» **Exercise brief**:
Copy out all lines of the records in which the word "reins" appears.

[Dataset records]
--------------------
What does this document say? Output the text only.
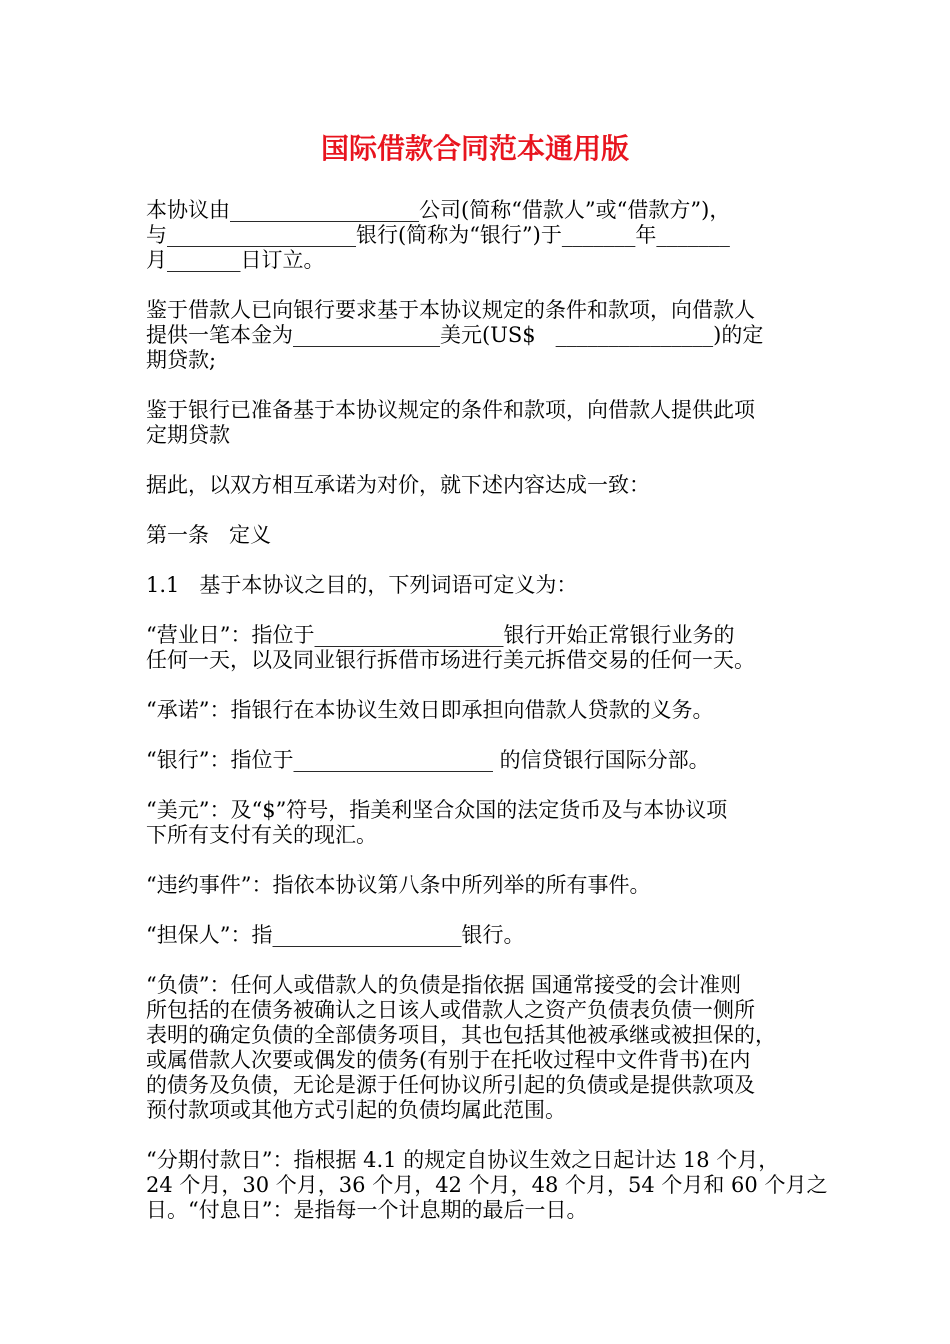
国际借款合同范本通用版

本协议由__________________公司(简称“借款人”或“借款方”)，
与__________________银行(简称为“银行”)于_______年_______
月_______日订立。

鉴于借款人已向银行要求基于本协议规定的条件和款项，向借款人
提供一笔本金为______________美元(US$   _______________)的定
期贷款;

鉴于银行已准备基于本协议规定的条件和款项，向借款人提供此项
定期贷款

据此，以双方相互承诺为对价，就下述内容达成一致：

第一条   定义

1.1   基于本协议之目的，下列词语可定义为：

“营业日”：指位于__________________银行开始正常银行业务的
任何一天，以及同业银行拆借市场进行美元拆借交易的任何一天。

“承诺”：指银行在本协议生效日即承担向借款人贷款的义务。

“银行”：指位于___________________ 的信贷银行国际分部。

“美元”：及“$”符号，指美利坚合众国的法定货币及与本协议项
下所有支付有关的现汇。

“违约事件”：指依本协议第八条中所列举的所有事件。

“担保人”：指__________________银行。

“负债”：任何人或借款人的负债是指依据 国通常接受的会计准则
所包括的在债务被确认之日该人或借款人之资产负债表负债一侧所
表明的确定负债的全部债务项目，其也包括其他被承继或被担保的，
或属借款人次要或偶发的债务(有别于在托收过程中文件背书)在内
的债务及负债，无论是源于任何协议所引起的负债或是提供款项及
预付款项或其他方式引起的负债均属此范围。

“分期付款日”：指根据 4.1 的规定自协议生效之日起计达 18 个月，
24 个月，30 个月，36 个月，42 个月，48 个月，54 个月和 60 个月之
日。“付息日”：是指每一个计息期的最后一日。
--------------------
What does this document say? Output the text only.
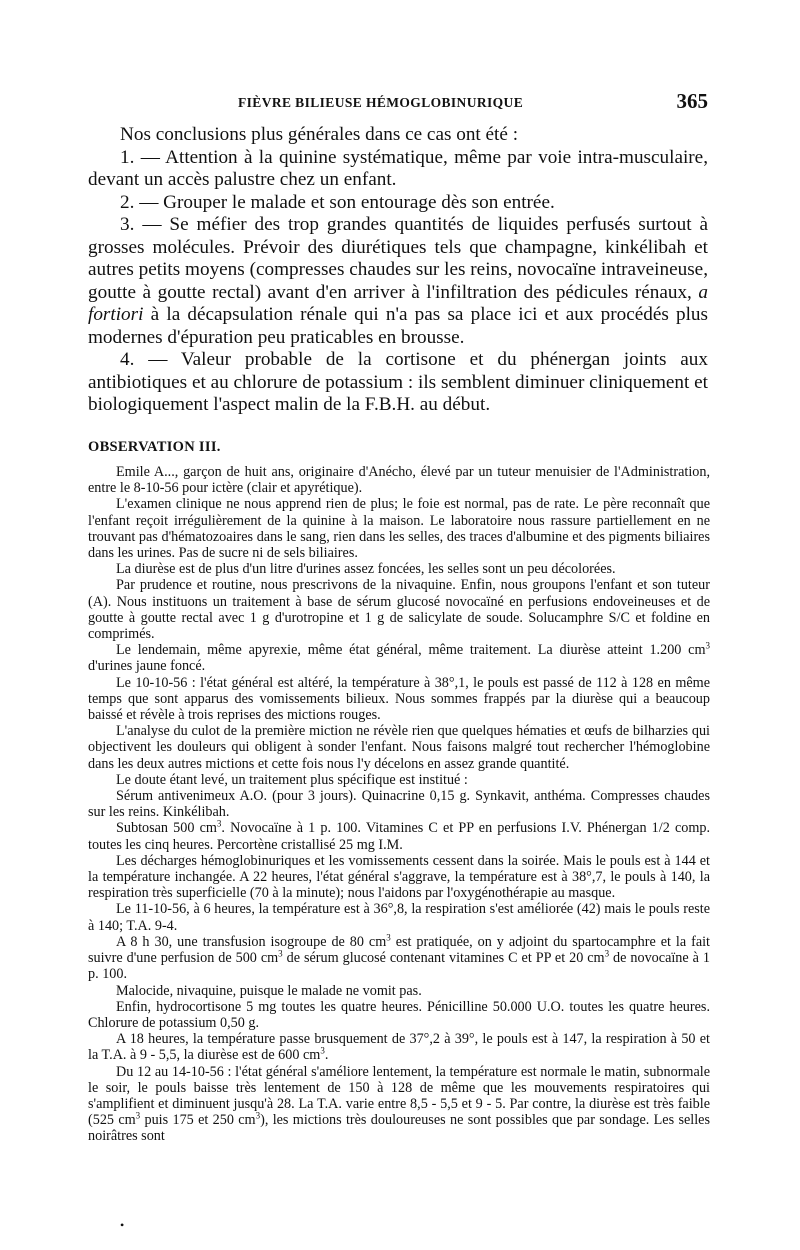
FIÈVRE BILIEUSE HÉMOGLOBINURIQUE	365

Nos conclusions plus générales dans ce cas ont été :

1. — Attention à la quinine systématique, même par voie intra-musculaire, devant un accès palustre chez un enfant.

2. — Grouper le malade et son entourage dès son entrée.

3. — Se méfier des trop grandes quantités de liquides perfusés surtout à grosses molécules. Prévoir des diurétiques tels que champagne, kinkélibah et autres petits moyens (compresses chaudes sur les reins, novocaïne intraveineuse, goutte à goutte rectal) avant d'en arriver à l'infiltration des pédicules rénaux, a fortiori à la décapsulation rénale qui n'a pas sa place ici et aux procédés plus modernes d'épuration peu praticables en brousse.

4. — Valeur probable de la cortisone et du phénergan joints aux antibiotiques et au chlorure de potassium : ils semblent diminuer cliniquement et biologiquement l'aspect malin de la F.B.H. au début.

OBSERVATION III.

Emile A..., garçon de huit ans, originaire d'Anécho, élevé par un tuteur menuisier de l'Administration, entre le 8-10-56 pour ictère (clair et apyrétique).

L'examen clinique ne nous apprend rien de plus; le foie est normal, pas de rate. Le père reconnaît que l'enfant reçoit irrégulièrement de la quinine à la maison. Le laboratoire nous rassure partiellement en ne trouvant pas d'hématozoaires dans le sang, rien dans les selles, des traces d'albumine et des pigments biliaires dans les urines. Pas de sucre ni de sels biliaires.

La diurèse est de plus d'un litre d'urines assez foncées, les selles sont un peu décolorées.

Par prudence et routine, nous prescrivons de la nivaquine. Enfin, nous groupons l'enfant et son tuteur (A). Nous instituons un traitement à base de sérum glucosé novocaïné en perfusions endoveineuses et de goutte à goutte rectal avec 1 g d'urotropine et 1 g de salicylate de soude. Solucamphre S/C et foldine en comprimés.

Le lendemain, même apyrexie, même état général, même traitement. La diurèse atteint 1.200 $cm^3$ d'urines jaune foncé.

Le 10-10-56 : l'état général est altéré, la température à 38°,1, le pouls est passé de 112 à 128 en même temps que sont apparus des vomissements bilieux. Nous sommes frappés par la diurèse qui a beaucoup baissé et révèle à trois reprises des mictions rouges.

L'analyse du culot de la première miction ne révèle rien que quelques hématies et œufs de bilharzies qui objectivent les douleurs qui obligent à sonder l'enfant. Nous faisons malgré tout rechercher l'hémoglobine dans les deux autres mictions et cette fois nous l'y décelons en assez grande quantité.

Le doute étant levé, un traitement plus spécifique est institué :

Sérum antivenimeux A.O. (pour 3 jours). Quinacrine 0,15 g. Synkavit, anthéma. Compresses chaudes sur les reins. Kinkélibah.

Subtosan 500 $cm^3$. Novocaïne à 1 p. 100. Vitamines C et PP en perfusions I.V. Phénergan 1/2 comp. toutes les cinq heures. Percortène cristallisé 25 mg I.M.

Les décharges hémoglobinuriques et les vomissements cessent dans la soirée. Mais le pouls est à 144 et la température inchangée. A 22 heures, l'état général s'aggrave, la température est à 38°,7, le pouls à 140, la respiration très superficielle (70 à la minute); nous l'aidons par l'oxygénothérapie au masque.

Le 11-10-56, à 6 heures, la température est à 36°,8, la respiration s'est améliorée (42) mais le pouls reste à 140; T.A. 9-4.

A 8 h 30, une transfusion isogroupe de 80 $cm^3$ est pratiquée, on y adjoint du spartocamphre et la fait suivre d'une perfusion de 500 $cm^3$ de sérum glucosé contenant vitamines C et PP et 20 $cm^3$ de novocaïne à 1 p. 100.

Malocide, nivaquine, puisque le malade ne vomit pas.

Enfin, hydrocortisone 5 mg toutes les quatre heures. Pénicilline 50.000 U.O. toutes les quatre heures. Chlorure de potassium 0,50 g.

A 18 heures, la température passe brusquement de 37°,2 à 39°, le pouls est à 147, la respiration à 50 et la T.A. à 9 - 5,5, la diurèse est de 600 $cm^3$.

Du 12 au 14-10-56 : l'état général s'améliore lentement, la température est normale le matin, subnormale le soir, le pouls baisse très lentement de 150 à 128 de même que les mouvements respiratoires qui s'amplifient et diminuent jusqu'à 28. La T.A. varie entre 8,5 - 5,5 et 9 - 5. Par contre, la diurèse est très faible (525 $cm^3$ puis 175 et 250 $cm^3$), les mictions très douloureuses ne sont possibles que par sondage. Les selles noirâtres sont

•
--------------------
» **Problem solution**:
3. — Se méfier des trop grandes quantités de liquides perfusés surtout à grosses molécules. Prévoir des diurétiques tels que champagne, kinkélibah et autres petits moyens (compresses chaudes sur les reins, novocaïne intraveineuse, goutte à goutte rectal) avant d'en arriver à l'infiltration des pédicules rénaux, a fortiori à la décapsulation rénale qui n'a pas sa place ici et aux procédés plus modernes d'épuration peu praticables en brousse.
Sérum antivenimeux A.O. (pour 3 jours). Quinacrine 0,15 g. Synkavit, anthéma. Compresses chaudes sur les reins. Kinkélibah.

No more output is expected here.